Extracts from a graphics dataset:

-- START --

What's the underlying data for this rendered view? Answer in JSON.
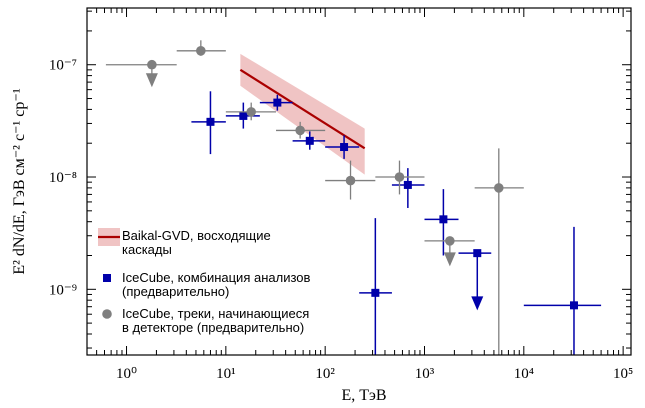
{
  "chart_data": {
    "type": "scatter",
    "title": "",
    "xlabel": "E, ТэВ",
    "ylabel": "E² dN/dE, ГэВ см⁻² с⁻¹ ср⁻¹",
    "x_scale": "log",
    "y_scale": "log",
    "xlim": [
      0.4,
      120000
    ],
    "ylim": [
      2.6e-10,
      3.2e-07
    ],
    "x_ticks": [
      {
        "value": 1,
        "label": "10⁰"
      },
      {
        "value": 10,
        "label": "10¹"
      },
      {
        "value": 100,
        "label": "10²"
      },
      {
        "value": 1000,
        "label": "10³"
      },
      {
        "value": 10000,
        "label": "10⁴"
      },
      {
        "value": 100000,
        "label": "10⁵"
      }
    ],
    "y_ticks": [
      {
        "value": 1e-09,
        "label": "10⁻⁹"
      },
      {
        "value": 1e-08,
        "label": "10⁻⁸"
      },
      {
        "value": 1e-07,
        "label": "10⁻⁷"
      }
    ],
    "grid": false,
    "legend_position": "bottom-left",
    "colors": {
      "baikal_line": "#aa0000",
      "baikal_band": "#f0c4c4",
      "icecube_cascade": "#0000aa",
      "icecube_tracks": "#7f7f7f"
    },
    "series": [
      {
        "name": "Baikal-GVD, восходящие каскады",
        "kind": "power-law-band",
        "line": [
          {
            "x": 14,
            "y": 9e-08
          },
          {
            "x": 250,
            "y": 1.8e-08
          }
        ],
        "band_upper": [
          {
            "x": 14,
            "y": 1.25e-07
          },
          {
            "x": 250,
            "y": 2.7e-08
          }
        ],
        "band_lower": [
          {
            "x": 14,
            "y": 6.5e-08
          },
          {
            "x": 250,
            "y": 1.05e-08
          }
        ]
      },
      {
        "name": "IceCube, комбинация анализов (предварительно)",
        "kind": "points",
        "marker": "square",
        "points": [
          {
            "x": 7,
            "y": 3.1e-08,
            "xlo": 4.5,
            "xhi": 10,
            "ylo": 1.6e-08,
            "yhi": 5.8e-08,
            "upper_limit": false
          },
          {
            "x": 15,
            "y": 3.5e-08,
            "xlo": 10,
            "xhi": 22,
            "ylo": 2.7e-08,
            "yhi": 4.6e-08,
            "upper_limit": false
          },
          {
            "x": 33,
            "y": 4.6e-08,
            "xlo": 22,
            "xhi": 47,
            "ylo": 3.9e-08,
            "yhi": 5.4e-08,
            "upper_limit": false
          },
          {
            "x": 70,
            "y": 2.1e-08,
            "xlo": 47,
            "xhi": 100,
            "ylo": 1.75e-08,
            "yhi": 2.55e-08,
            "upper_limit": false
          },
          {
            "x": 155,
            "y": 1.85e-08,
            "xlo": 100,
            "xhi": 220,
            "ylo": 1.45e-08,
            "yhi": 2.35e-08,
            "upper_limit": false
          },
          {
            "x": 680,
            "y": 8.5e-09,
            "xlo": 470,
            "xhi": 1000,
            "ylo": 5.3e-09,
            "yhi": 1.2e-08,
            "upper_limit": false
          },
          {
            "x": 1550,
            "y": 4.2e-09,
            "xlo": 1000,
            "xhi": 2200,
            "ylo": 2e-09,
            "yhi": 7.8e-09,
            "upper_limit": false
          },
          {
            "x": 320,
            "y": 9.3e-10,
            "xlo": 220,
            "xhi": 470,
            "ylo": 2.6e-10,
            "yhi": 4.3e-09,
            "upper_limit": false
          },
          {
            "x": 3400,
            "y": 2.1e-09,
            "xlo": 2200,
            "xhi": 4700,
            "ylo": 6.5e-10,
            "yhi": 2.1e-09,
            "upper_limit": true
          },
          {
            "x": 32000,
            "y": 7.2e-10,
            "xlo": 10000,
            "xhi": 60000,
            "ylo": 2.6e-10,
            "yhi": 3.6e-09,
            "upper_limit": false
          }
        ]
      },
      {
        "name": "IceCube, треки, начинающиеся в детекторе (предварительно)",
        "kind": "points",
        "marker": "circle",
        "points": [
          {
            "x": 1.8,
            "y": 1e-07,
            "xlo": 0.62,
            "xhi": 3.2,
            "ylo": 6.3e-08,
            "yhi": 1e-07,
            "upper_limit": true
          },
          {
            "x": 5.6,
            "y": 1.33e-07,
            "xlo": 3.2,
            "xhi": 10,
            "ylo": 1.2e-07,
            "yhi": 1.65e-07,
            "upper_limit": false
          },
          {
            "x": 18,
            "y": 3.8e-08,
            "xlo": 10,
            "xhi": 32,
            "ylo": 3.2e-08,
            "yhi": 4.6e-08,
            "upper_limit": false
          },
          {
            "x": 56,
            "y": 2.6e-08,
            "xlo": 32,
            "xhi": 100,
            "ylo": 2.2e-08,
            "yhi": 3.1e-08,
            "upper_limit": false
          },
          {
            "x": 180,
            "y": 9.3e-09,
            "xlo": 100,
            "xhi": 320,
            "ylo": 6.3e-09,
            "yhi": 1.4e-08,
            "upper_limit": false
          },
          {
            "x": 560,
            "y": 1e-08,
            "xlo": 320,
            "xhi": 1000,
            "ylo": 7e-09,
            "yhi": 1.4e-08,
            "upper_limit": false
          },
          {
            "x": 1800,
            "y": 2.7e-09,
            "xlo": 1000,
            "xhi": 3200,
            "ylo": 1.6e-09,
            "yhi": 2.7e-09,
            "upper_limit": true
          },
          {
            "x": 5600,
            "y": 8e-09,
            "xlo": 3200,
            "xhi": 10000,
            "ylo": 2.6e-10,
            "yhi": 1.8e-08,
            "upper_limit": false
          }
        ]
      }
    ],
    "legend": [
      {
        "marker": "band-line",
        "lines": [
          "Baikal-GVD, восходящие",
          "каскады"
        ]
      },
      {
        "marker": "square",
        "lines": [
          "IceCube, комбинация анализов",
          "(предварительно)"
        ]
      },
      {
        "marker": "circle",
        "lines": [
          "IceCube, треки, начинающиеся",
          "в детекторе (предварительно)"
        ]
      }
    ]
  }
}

-- END --

● **TASK REQUIREMENTS**: Count the lines that hold the string "name", and reply with that number alone.

● **ANSWER TO THE PROBLEM**: 3